■ Task goal
Examine the entries and show every line in which the word "Registry" is found.

■ Data provided
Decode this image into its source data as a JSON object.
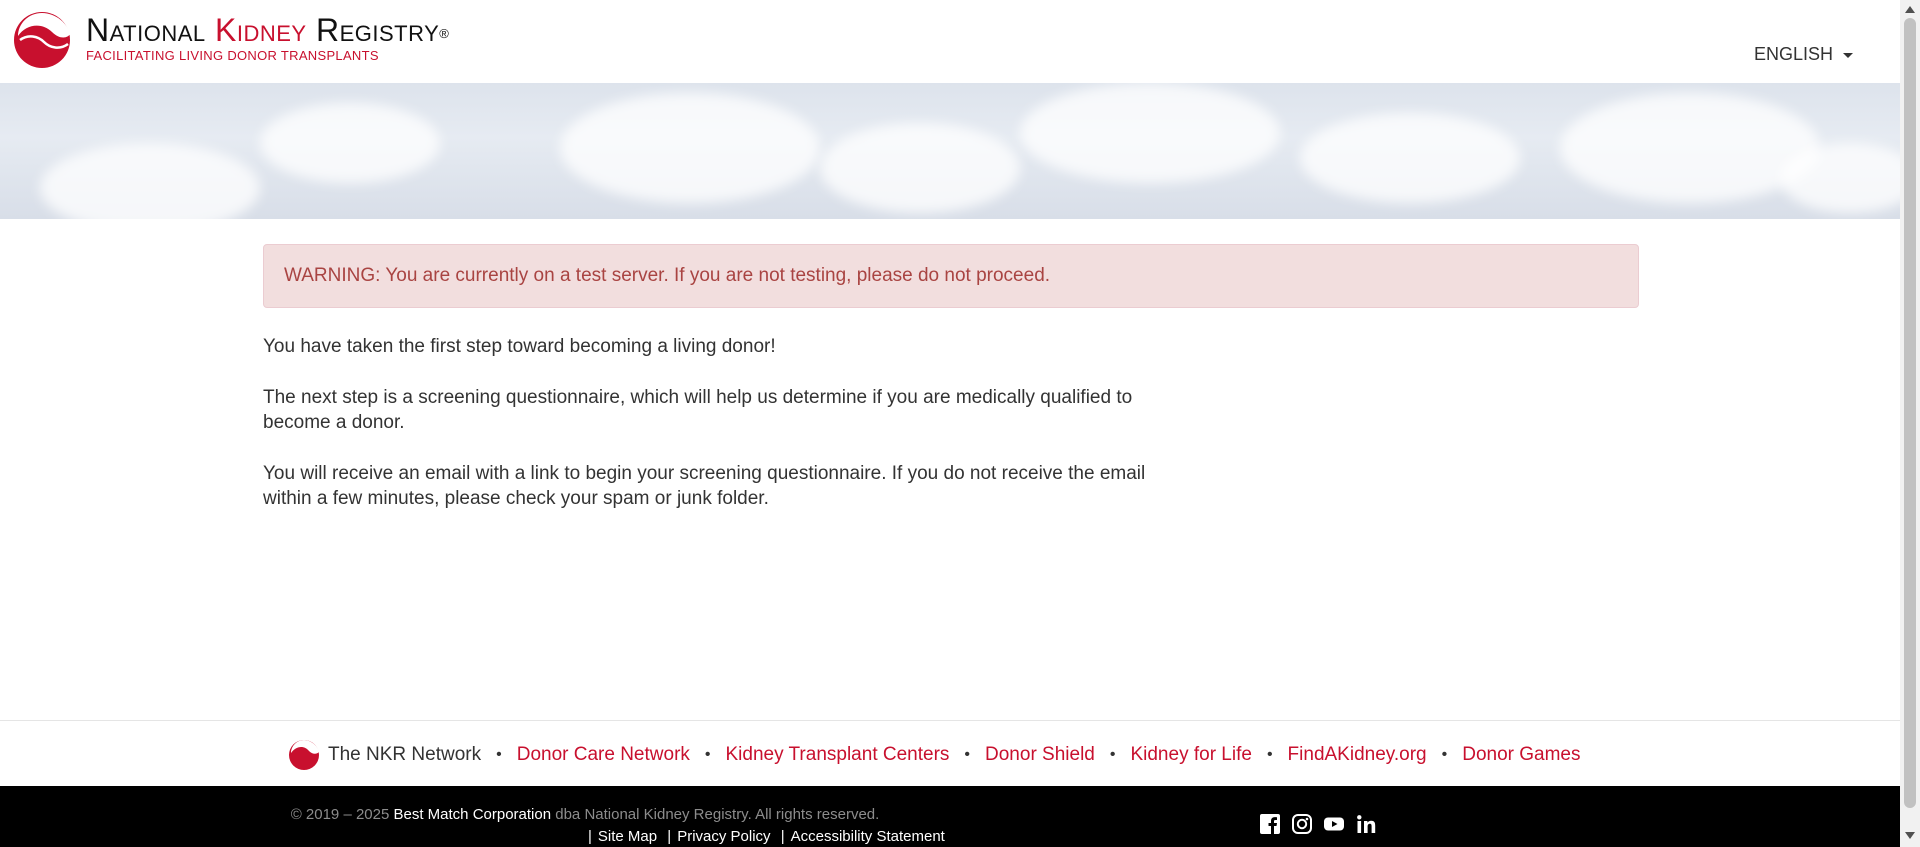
{
  "header": {
    "logo_title_part1": "National ",
    "logo_title_kidney": "Kidney",
    "logo_title_part2": " Registry",
    "logo_registered": "®",
    "logo_tagline": "FACILITATING LIVING DONOR TRANSPLANTS",
    "language": "ENGLISH"
  },
  "alert": {
    "text": "WARNING: You are currently on a test server. If you are not testing, please do not proceed."
  },
  "content": {
    "paragraphs": [
      "You have taken the first step toward becoming a living donor!",
      "The next step is a screening questionnaire, which will help us determine if you are medically qualified to become a donor.",
      "You will receive an email with a link to begin your screening questionnaire. If you do not receive the email within a few minutes, please check your spam or junk folder."
    ]
  },
  "network": {
    "label": "The NKR Network",
    "separator": "•",
    "links": [
      "Donor Care Network",
      "Kidney Transplant Centers",
      "Donor Shield",
      "Kidney for Life",
      "FindAKidney.org",
      "Donor Games"
    ]
  },
  "footer": {
    "copyright_prefix": "© 2019 – 2025 ",
    "company": "Best Match Corporation",
    "copyright_suffix": " dba National Kidney Registry. All rights reserved.",
    "separator": "|",
    "legal_links": [
      "Site Map",
      "Privacy Policy",
      "Accessibility Statement"
    ],
    "social_icons": [
      "facebook-icon",
      "instagram-icon",
      "youtube-icon",
      "linkedin-icon"
    ]
  },
  "colors": {
    "brand_red": "#c8102e",
    "alert_bg": "#f2dede",
    "alert_text": "#a94442",
    "footer_bg": "#000000"
  }
}
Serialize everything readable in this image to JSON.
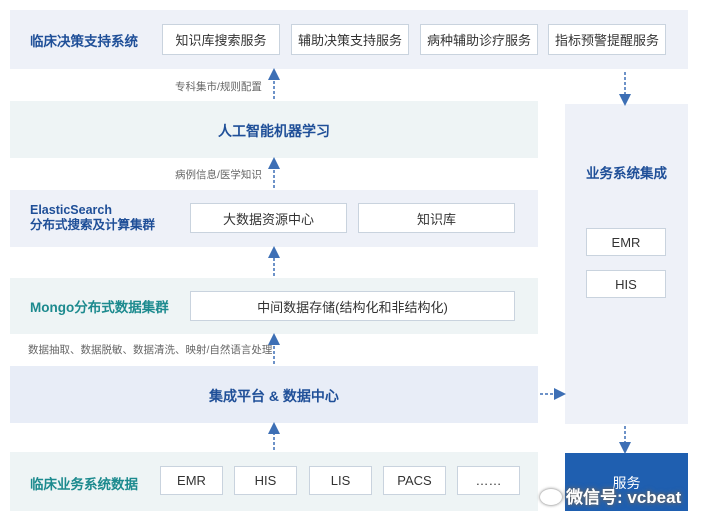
{
  "cdss": {
    "title": "临床决策支持系统",
    "services": [
      "知识库搜索服务",
      "辅助决策支持服务",
      "病种辅助诊疗服务",
      "指标预警提醒服务"
    ]
  },
  "note_top": "专科集市/规则配置",
  "ai": {
    "title": "人工智能机器学习"
  },
  "note_ai_es": "病例信息/医学知识",
  "es": {
    "title_line1": "ElasticSearch",
    "title_line2": "分布式搜索及计算集群",
    "items": [
      "大数据资源中心",
      "知识库"
    ]
  },
  "mongo": {
    "title": "Mongo分布式数据集群",
    "storage": "中间数据存储(结构化和非结构化)"
  },
  "note_etl": "数据抽取、数据脱敏、数据清洗、映射/自然语言处理",
  "integration": {
    "title": "集成平台 & 数据中心"
  },
  "sources": {
    "title": "临床业务系统数据",
    "items": [
      "EMR",
      "HIS",
      "LIS",
      "PACS",
      "……"
    ]
  },
  "biz": {
    "title": "业务系统集成",
    "items": [
      "EMR",
      "HIS"
    ]
  },
  "service": {
    "label": "服务"
  },
  "watermark": {
    "text": "微信号: vcbeat"
  },
  "colors": {
    "title_blue": "#1f4f98",
    "title_green": "#1c8a8e",
    "service_blue": "#1f5fb0",
    "arrow": "#3d6fb5"
  }
}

■ Response to the task
    "logo_title_part2": " Registry",
    "copyright_suffix": " dba National Kidney Registry. All rights reserved.",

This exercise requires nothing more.